▶ REQUIREMENT
Return the whole listing exactly as it stands.

^^^^^^^^^^^^^^^^

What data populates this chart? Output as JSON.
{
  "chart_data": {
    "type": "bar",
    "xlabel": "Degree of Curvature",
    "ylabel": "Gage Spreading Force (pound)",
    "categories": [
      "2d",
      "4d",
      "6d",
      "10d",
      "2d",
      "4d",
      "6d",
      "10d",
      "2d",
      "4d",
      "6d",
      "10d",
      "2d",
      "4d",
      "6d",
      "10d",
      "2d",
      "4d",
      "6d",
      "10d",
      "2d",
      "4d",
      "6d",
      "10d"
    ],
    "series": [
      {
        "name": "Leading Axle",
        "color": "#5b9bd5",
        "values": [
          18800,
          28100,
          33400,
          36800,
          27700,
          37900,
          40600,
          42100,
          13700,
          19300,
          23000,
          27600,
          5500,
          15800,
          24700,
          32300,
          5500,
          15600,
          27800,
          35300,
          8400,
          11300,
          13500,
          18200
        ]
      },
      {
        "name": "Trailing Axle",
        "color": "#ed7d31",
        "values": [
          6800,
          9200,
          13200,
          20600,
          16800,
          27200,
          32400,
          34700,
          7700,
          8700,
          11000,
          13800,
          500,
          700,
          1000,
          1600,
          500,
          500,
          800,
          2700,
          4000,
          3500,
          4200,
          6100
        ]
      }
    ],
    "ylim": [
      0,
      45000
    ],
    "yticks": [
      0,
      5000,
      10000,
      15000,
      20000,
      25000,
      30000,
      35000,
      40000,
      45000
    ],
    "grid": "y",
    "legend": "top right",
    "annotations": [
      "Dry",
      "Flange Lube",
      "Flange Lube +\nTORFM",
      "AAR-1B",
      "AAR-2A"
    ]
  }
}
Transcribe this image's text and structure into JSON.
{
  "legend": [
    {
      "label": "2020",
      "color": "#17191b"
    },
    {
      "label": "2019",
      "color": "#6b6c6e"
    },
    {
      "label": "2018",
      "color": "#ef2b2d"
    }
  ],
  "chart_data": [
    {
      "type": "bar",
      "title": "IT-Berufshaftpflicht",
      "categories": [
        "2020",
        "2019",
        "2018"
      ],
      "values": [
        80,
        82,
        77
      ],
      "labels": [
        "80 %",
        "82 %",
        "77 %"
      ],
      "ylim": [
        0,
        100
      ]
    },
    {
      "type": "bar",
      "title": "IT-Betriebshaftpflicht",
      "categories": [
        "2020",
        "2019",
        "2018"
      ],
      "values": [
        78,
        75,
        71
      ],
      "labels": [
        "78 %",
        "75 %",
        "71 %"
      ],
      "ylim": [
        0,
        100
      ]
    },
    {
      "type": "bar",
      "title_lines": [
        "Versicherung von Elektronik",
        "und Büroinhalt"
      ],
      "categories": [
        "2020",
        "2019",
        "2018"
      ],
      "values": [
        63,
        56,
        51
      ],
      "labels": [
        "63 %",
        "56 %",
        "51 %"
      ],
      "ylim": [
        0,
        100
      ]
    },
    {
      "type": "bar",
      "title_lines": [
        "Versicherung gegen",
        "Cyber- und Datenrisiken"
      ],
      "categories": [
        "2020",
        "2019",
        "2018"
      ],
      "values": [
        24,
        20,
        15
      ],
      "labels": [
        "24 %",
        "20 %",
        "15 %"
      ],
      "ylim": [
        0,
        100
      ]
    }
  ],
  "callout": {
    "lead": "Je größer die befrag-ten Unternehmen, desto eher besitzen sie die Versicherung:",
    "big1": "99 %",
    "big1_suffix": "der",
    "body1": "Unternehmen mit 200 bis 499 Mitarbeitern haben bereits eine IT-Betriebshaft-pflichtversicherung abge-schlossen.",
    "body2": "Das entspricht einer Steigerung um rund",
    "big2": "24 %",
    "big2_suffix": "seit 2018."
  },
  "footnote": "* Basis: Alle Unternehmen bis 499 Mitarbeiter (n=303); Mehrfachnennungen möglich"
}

^^^^^^^^^^^^^^^^

▶ EXERCISE SOLUTION
What data populates this chart? Output as JSON.
{
  "chart_data": {
    "type": "bar",
    "xlabel": "Degree of Curvature",
    "ylabel": "Gage Spreading Force (pound)",
    "categories": [
      "2d",
      "4d",
      "6d",
      "10d",
      "2d",
      "4d",
      "6d",
      "10d",
      "2d",
      "4d",
      "6d",
      "10d",
      "2d",
      "4d",
      "6d",
      "10d",
      "2d",
      "4d",
      "6d",
      "10d",
      "2d",
      "4d",
      "6d",
      "10d"
    ],
    "series": [
      {
        "name": "Leading Axle",
        "color": "#5b9bd5",
        "values": [
          18800,
          28100,
          33400,
          36800,
          27700,
          37900,
          40600,
          42100,
          13700,
          19300,
          23000,
          27600,
          5500,
          15800,
          24700,
          32300,
          5500,
          15600,
          27800,
          35300,
          8400,
          11300,
          13500,
          18200
        ]
      },
      {
        "name": "Trailing Axle",
        "color": "#ed7d31",
        "values": [
          6800,
          9200,
          13200,
          20600,
          16800,
          27200,
          32400,
          34700,
          7700,
          8700,
          11000,
          13800,
          500,
          700,
          1000,
          1600,
          500,
          500,
          800,
          2700,
          4000,
          3500,
          4200,
          6100
        ]
      }
    ],
    "ylim": [
      0,
      45000
    ],
    "yticks": [
      0,
      5000,
      10000,
      15000,
      20000,
      25000,
      30000,
      35000,
      40000,
      45000
    ],
    "grid": "y",
    "legend": "top right",
    "annotations": [
      "Dry",
      "Flange Lube",
      "Flange Lube +\nTORFM",
      "AAR-1B",
      "AAR-2A"
    ]
  }
}
Transcribe this image's text and structure into JSON.
{
  "legend": [
    {
      "label": "2020",
      "color": "#17191b"
    },
    {
      "label": "2019",
      "color": "#6b6c6e"
    },
    {
      "label": "2018",
      "color": "#ef2b2d"
    }
  ],
  "chart_data": [
    {
      "type": "bar",
      "title": "IT-Berufshaftpflicht",
      "categories": [
        "2020",
        "2019",
        "2018"
      ],
      "values": [
        80,
        82,
        77
      ],
      "labels": [
        "80 %",
        "82 %",
        "77 %"
      ],
      "ylim": [
        0,
        100
      ]
    },
    {
      "type": "bar",
      "title": "IT-Betriebshaftpflicht",
      "categories": [
        "2020",
        "2019",
        "2018"
      ],
      "values": [
        78,
        75,
        71
      ],
      "labels": [
        "78 %",
        "75 %",
        "71 %"
      ],
      "ylim": [
        0,
        100
      ]
    },
    {
      "type": "bar",
      "title_lines": [
        "Versicherung von Elektronik",
        "und Büroinhalt"
      ],
      "categories": [
        "2020",
        "2019",
        "2018"
      ],
      "values": [
        63,
        56,
        51
      ],
      "labels": [
        "63 %",
        "56 %",
        "51 %"
      ],
      "ylim": [
        0,
        100
      ]
    },
    {
      "type": "bar",
      "title_lines": [
        "Versicherung gegen",
        "Cyber- und Datenrisiken"
      ],
      "categories": [
        "2020",
        "2019",
        "2018"
      ],
      "values": [
        24,
        20,
        15
      ],
      "labels": [
        "24 %",
        "20 %",
        "15 %"
      ],
      "ylim": [
        0,
        100
      ]
    }
  ],
  "callout": {
    "lead": "Je größer die befrag-ten Unternehmen, desto eher besitzen sie die Versicherung:",
    "big1": "99 %",
    "big1_suffix": "der",
    "body1": "Unternehmen mit 200 bis 499 Mitarbeitern haben bereits eine IT-Betriebshaft-pflichtversicherung abge-schlossen.",
    "body2": "Das entspricht einer Steigerung um rund",
    "big2": "24 %",
    "big2_suffix": "seit 2018."
  },
  "footnote": "* Basis: Alle Unternehmen bis 499 Mitarbeiter (n=303); Mehrfachnennungen möglich"
}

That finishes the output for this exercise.